**Required work:**
Your task is to repeat all of the data exactly while excluding the pictures.

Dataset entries
====================

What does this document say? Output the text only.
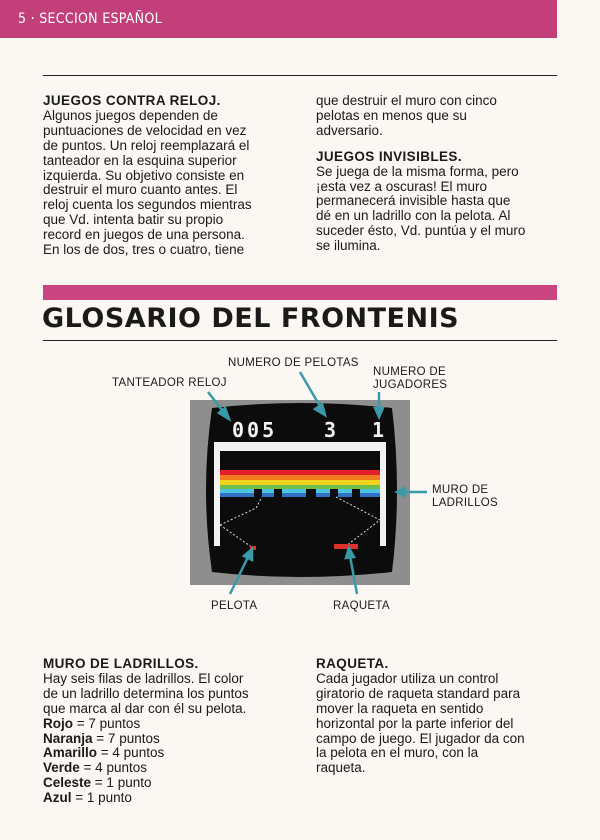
5 · SECCION ESPAÑOL

JUEGOS CONTRA RELOJ.

Algunos juegos dependen de

puntuaciones de velocidad en vez

de puntos. Un reloj reemplazará el

tanteador en la esquina superior

izquierda. Su objetivo consiste en

destruir el muro cuanto antes. El

reloj cuenta los segundos mientras

que Vd. intenta batir su propio

record en juegos de una persona.

En los de dos, tres o cuatro, tiene

que destruir el muro con cinco

pelotas en menos que su

adversario.

JUEGOS INVISIBLES.

Se juega de la misma forma, pero

¡esta vez a oscuras! El muro

permanecerá invisible hasta que

dé en un ladrillo con la pelota. Al

suceder ésto, Vd. puntúa y el muro

se ilumina.

GLOSARIO DEL FRONTENIS
NUMERO DE PELOTAS
NUMERO DE
JUGADORES
TANTEADOR RELOJ
MURO DE
LADRILLOS
PELOTA	RAQUETA
005 3 1

MURO DE LADRILLOS.

Hay seis filas de ladrillos. El color

de un ladrillo determina los puntos

que marca al dar con él su pelota.

Rojo = 7 puntos

Naranja = 7 puntos

Amarillo = 4 puntos

Verde = 4 puntos

Celeste = 1 punto

Azul = 1 punto

RAQUETA.

Cada jugador utiliza un control

giratorio de raqueta standard para

mover la raqueta en sentido

horizontal por la parte inferior del

campo de juego. El jugador da con

la pelota en el muro, con la

raqueta.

====================

**Answer for the task:**
What does this document say? Output the text only.
5 · SECCION ESPAÑOL

JUEGOS CONTRA RELOJ.

Algunos juegos dependen de

puntuaciones de velocidad en vez

de puntos. Un reloj reemplazará el

tanteador en la esquina superior

izquierda. Su objetivo consiste en

destruir el muro cuanto antes. El

reloj cuenta los segundos mientras

que Vd. intenta batir su propio

record en juegos de una persona.

En los de dos, tres o cuatro, tiene

que destruir el muro con cinco

pelotas en menos que su

adversario.

JUEGOS INVISIBLES.

Se juega de la misma forma, pero

¡esta vez a oscuras! El muro

permanecerá invisible hasta que

dé en un ladrillo con la pelota. Al

suceder ésto, Vd. puntúa y el muro

se ilumina.

GLOSARIO DEL FRONTENIS
NUMERO DE PELOTAS
NUMERO DE
JUGADORES
TANTEADOR RELOJ
MURO DE
LADRILLOS
PELOTA	RAQUETA
005 3 1

MURO DE LADRILLOS.

Hay seis filas de ladrillos. El color

de un ladrillo determina los puntos

que marca al dar con él su pelota.

Rojo = 7 puntos

Naranja = 7 puntos

Amarillo = 4 puntos

Verde = 4 puntos

Celeste = 1 punto

Azul = 1 punto

RAQUETA.

Cada jugador utiliza un control

giratorio de raqueta standard para

mover la raqueta en sentido

horizontal por la parte inferior del

campo de juego. El jugador da con

la pelota en el muro, con la

raqueta.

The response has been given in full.